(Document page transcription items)
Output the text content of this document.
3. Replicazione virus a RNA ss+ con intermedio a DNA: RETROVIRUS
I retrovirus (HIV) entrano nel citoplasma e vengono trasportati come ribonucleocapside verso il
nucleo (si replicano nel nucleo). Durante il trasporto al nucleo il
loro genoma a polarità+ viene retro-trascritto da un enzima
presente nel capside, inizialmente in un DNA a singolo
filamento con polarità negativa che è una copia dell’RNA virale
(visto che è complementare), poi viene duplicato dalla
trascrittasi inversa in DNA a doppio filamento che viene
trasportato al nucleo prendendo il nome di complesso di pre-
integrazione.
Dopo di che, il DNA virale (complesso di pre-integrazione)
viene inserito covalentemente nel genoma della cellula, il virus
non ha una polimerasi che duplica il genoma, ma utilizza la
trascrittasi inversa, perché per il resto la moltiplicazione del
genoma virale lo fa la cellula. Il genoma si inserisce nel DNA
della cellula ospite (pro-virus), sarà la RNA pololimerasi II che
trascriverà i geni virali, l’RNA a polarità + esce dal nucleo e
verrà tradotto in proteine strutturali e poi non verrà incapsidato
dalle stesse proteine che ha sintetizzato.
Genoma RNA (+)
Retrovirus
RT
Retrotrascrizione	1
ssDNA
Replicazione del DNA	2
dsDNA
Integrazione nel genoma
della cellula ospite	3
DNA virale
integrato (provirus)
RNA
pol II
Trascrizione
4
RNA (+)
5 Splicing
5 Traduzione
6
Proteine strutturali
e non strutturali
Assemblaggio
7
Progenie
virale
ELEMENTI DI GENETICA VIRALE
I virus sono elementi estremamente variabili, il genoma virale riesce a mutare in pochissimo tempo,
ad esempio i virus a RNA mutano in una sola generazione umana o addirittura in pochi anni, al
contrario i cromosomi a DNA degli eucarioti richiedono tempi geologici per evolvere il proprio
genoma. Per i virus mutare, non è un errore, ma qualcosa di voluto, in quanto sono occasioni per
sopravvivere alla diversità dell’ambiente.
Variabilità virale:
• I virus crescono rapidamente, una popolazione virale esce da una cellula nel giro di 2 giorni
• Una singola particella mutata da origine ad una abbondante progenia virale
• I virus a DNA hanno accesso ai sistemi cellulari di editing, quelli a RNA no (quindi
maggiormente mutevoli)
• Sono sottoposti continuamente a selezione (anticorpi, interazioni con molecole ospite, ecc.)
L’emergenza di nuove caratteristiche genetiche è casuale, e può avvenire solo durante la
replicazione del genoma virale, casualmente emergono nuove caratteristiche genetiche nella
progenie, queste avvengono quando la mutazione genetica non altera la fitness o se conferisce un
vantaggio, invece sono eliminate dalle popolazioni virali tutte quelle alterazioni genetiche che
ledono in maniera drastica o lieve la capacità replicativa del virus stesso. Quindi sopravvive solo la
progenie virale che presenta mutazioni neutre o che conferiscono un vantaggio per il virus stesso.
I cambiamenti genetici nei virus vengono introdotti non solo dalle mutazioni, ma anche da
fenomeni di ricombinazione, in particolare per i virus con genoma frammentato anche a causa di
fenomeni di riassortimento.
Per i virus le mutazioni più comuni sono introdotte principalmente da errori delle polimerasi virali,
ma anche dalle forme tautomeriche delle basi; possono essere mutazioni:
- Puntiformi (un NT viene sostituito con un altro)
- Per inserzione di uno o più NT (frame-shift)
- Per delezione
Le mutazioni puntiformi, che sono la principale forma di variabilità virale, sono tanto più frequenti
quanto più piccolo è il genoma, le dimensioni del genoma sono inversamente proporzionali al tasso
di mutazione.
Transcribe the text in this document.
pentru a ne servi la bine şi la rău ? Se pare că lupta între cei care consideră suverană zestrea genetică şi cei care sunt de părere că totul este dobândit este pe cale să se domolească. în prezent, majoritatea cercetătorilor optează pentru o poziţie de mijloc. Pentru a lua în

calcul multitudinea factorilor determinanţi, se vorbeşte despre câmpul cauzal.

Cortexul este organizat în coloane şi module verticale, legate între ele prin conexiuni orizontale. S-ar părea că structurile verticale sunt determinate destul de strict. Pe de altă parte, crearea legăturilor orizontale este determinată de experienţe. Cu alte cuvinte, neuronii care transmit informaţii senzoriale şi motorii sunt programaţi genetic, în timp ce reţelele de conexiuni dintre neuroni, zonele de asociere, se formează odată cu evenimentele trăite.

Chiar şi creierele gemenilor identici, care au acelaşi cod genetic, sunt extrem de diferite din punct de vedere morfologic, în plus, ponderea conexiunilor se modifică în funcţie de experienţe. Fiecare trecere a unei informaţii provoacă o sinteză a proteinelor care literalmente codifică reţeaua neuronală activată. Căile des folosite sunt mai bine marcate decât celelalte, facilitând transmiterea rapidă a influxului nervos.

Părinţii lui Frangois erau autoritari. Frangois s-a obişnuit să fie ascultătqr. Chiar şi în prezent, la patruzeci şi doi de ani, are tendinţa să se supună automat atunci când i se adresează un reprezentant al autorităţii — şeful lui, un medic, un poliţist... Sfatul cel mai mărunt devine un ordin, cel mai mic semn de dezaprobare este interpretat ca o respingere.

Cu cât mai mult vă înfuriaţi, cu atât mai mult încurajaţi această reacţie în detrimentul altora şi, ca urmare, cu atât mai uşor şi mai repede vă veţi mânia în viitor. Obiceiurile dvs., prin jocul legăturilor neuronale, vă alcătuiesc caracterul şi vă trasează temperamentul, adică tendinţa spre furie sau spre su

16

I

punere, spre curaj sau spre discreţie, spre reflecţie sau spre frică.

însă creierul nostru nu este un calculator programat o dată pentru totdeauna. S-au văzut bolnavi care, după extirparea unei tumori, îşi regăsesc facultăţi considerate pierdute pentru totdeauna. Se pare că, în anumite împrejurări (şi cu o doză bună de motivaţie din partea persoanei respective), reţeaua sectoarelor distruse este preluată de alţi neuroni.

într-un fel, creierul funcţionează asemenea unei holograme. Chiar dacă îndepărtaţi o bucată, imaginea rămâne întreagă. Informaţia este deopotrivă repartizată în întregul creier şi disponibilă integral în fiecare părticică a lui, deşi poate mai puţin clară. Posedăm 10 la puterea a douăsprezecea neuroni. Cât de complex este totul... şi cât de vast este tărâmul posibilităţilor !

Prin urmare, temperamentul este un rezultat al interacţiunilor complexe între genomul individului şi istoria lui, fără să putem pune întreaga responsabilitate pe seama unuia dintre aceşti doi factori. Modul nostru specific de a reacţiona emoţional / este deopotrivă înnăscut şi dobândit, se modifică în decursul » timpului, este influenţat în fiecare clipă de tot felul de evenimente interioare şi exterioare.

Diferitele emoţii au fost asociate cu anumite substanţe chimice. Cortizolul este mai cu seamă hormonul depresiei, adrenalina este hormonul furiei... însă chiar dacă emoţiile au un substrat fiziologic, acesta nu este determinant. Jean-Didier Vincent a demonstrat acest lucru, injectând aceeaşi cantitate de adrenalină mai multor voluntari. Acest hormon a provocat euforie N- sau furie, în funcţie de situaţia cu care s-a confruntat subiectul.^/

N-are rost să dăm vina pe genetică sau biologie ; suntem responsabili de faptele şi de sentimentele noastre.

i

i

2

* _Instructions for the task_
In full and word for word, set down the records shown above.

* _Your response_
Output the text content of this document.
3. Replicazione virus a RNA ss+ con intermedio a DNA: RETROVIRUS
I retrovirus (HIV) entrano nel citoplasma e vengono trasportati come ribonucleocapside verso il
nucleo (si replicano nel nucleo). Durante il trasporto al nucleo il
loro genoma a polarità+ viene retro-trascritto da un enzima
presente nel capside, inizialmente in un DNA a singolo
filamento con polarità negativa che è una copia dell’RNA virale
(visto che è complementare), poi viene duplicato dalla
trascrittasi inversa in DNA a doppio filamento che viene
trasportato al nucleo prendendo il nome di complesso di pre-
integrazione.
Dopo di che, il DNA virale (complesso di pre-integrazione)
viene inserito covalentemente nel genoma della cellula, il virus
non ha una polimerasi che duplica il genoma, ma utilizza la
trascrittasi inversa, perché per il resto la moltiplicazione del
genoma virale lo fa la cellula. Il genoma si inserisce nel DNA
della cellula ospite (pro-virus), sarà la RNA pololimerasi II che
trascriverà i geni virali, l’RNA a polarità + esce dal nucleo e
verrà tradotto in proteine strutturali e poi non verrà incapsidato
dalle stesse proteine che ha sintetizzato.
Genoma RNA (+)
Retrovirus
RT
Retrotrascrizione	1
ssDNA
Replicazione del DNA	2
dsDNA
Integrazione nel genoma
della cellula ospite	3
DNA virale
integrato (provirus)
RNA
pol II
Trascrizione
4
RNA (+)
5 Splicing
5 Traduzione
6
Proteine strutturali
e non strutturali
Assemblaggio
7
Progenie
virale
ELEMENTI DI GENETICA VIRALE
I virus sono elementi estremamente variabili, il genoma virale riesce a mutare in pochissimo tempo,
ad esempio i virus a RNA mutano in una sola generazione umana o addirittura in pochi anni, al
contrario i cromosomi a DNA degli eucarioti richiedono tempi geologici per evolvere il proprio
genoma. Per i virus mutare, non è un errore, ma qualcosa di voluto, in quanto sono occasioni per
sopravvivere alla diversità dell’ambiente.
Variabilità virale:
• I virus crescono rapidamente, una popolazione virale esce da una cellula nel giro di 2 giorni
• Una singola particella mutata da origine ad una abbondante progenia virale
• I virus a DNA hanno accesso ai sistemi cellulari di editing, quelli a RNA no (quindi
maggiormente mutevoli)
• Sono sottoposti continuamente a selezione (anticorpi, interazioni con molecole ospite, ecc.)
L’emergenza di nuove caratteristiche genetiche è casuale, e può avvenire solo durante la
replicazione del genoma virale, casualmente emergono nuove caratteristiche genetiche nella
progenie, queste avvengono quando la mutazione genetica non altera la fitness o se conferisce un
vantaggio, invece sono eliminate dalle popolazioni virali tutte quelle alterazioni genetiche che
ledono in maniera drastica o lieve la capacità replicativa del virus stesso. Quindi sopravvive solo la
progenie virale che presenta mutazioni neutre o che conferiscono un vantaggio per il virus stesso.
I cambiamenti genetici nei virus vengono introdotti non solo dalle mutazioni, ma anche da
fenomeni di ricombinazione, in particolare per i virus con genoma frammentato anche a causa di
fenomeni di riassortimento.
Per i virus le mutazioni più comuni sono introdotte principalmente da errori delle polimerasi virali,
ma anche dalle forme tautomeriche delle basi; possono essere mutazioni:
- Puntiformi (un NT viene sostituito con un altro)
- Per inserzione di uno o più NT (frame-shift)
- Per delezione
Le mutazioni puntiformi, che sono la principale forma di variabilità virale, sono tanto più frequenti
quanto più piccolo è il genoma, le dimensioni del genoma sono inversamente proporzionali al tasso
di mutazione.
Transcribe the text in this document.
pentru a ne servi la bine şi la rău ? Se pare că lupta între cei care consideră suverană zestrea genetică şi cei care sunt de părere că totul este dobândit este pe cale să se domolească. în prezent, majoritatea cercetătorilor optează pentru o poziţie de mijloc. Pentru a lua în

calcul multitudinea factorilor determinanţi, se vorbeşte despre câmpul cauzal.

Cortexul este organizat în coloane şi module verticale, legate între ele prin conexiuni orizontale. S-ar părea că structurile verticale sunt determinate destul de strict. Pe de altă parte, crearea legăturilor orizontale este determinată de experienţe. Cu alte cuvinte, neuronii care transmit informaţii senzoriale şi motorii sunt programaţi genetic, în timp ce reţelele de conexiuni dintre neuroni, zonele de asociere, se formează odată cu evenimentele trăite.

Chiar şi creierele gemenilor identici, care au acelaşi cod genetic, sunt extrem de diferite din punct de vedere morfologic, în plus, ponderea conexiunilor se modifică în funcţie de experienţe. Fiecare trecere a unei informaţii provoacă o sinteză a proteinelor care literalmente codifică reţeaua neuronală activată. Căile des folosite sunt mai bine marcate decât celelalte, facilitând transmiterea rapidă a influxului nervos.

Părinţii lui Frangois erau autoritari. Frangois s-a obişnuit să fie ascultătqr. Chiar şi în prezent, la patruzeci şi doi de ani, are tendinţa să se supună automat atunci când i se adresează un reprezentant al autorităţii — şeful lui, un medic, un poliţist... Sfatul cel mai mărunt devine un ordin, cel mai mic semn de dezaprobare este interpretat ca o respingere.

Cu cât mai mult vă înfuriaţi, cu atât mai mult încurajaţi această reacţie în detrimentul altora şi, ca urmare, cu atât mai uşor şi mai repede vă veţi mânia în viitor. Obiceiurile dvs., prin jocul legăturilor neuronale, vă alcătuiesc caracterul şi vă trasează temperamentul, adică tendinţa spre furie sau spre su

16

I

punere, spre curaj sau spre discreţie, spre reflecţie sau spre frică.

însă creierul nostru nu este un calculator programat o dată pentru totdeauna. S-au văzut bolnavi care, după extirparea unei tumori, îşi regăsesc facultăţi considerate pierdute pentru totdeauna. Se pare că, în anumite împrejurări (şi cu o doză bună de motivaţie din partea persoanei respective), reţeaua sectoarelor distruse este preluată de alţi neuroni.

într-un fel, creierul funcţionează asemenea unei holograme. Chiar dacă îndepărtaţi o bucată, imaginea rămâne întreagă. Informaţia este deopotrivă repartizată în întregul creier şi disponibilă integral în fiecare părticică a lui, deşi poate mai puţin clară. Posedăm 10 la puterea a douăsprezecea neuroni. Cât de complex este totul... şi cât de vast este tărâmul posibilităţilor !

Prin urmare, temperamentul este un rezultat al interacţiunilor complexe între genomul individului şi istoria lui, fără să putem pune întreaga responsabilitate pe seama unuia dintre aceşti doi factori. Modul nostru specific de a reacţiona emoţional / este deopotrivă înnăscut şi dobândit, se modifică în decursul » timpului, este influenţat în fiecare clipă de tot felul de evenimente interioare şi exterioare.

Diferitele emoţii au fost asociate cu anumite substanţe chimice. Cortizolul este mai cu seamă hormonul depresiei, adrenalina este hormonul furiei... însă chiar dacă emoţiile au un substrat fiziologic, acesta nu este determinant. Jean-Didier Vincent a demonstrat acest lucru, injectând aceeaşi cantitate de adrenalină mai multor voluntari. Acest hormon a provocat euforie N- sau furie, în funcţie de situaţia cu care s-a confruntat subiectul.^/

N-are rost să dăm vina pe genetică sau biologie ; suntem responsabili de faptele şi de sentimentele noastre.

i

i

2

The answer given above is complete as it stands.